Direction> Where a line below holds the string "años", copy that line.

Stored rows>
## start
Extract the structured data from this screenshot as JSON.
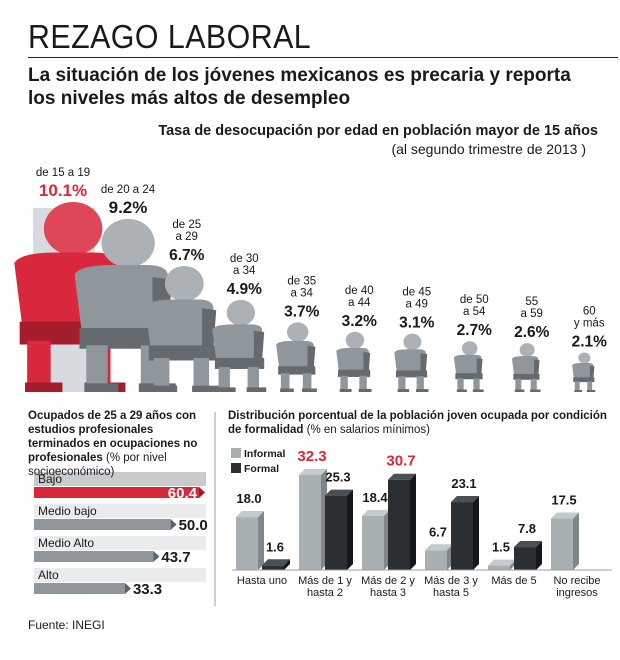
{
  "title": "REZAGO LABORAL",
  "subtitle": "La situación de los jóvenes mexicanos es precaria y reporta los niveles más altos de desempleo",
  "source": "Fuente: INEGI",
  "colors": {
    "highlight": "#d9273b",
    "gray": "#8f979c",
    "dark": "#2a2f33",
    "light_gray": "#a9b0b4",
    "band": "#c9cdd0"
  },
  "chart_data": [
    {
      "type": "bar",
      "title": "Tasa de desocupación por edad en población mayor de 15 años",
      "subtitle": "(al segundo trimestre de 2013 )",
      "categories": [
        "de 15 a 19",
        "de 20 a 24",
        "de 25 a 29",
        "de 30 a 34",
        "de 35 a 34",
        "de 40 a 44",
        "de 45 a 49",
        "de 50 a 54",
        "55 a 59",
        "60 y más"
      ],
      "labels": [
        "de 15 a 19",
        "de 20 a 24",
        "de 25\na 29",
        "de 30\na 34",
        "de 35\na 34",
        "de 40\na 44",
        "de 45\na 49",
        "de 50\na 54",
        "55\na 59",
        "60\ny más"
      ],
      "values": [
        10.1,
        9.2,
        6.7,
        4.9,
        3.7,
        3.2,
        3.1,
        2.7,
        2.6,
        2.1
      ],
      "value_labels": [
        "10.1%",
        "9.2%",
        "6.7%",
        "4.9%",
        "3.7%",
        "3.2%",
        "3.1%",
        "2.7%",
        "2.6%",
        "2.1%"
      ],
      "highlight_index": 0
    },
    {
      "type": "bar",
      "title": "Ocupados de 25 a 29 años con estudios profesionales terminados en ocupaciones no profesionales",
      "subtitle": "(% por nivel socioeconómico)",
      "categories": [
        "Bajo",
        "Medio bajo",
        "Medio Alto",
        "Alto"
      ],
      "values": [
        60.4,
        50.0,
        43.7,
        33.3
      ],
      "value_labels": [
        "60.4",
        "50.0",
        "43.7",
        "33.3"
      ],
      "highlight_index": 0
    },
    {
      "type": "bar",
      "title": "Distribución porcentual de la población joven ocupada por condición de formalidad",
      "subtitle": "(% en salarios mínimos)",
      "categories": [
        "Hasta uno",
        "Más de 1 y hasta 2",
        "Más de 2 y hasta 3",
        "Más de 3 y hasta 5",
        "Más de  5",
        "No recibe ingresos"
      ],
      "category_labels": [
        "Hasta uno",
        "Más de 1 y\nhasta 2",
        "Más de 2 y\nhasta 3",
        "Más de 3 y\nhasta 5",
        "Más de  5",
        "No recibe\ningresos"
      ],
      "series": [
        {
          "name": "Informal",
          "values": [
            18.0,
            32.3,
            18.4,
            6.7,
            1.5,
            17.5
          ],
          "value_labels": [
            "18.0",
            "32.3",
            "18.4",
            "6.7",
            "1.5",
            "17.5"
          ]
        },
        {
          "name": "Formal",
          "values": [
            1.6,
            25.3,
            30.7,
            23.1,
            7.8,
            null
          ],
          "value_labels": [
            "1.6",
            "25.3",
            "30.7",
            "23.1",
            "7.8",
            ""
          ]
        }
      ],
      "highlight_max": true
    }
  ]
}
## end
Answer>
      "title": "Tasa de desocupación por edad en población mayor de 15 años",
      "title": "Ocupados de 25 a 29 años con estudios profesionales terminados en ocupaciones no profesionales",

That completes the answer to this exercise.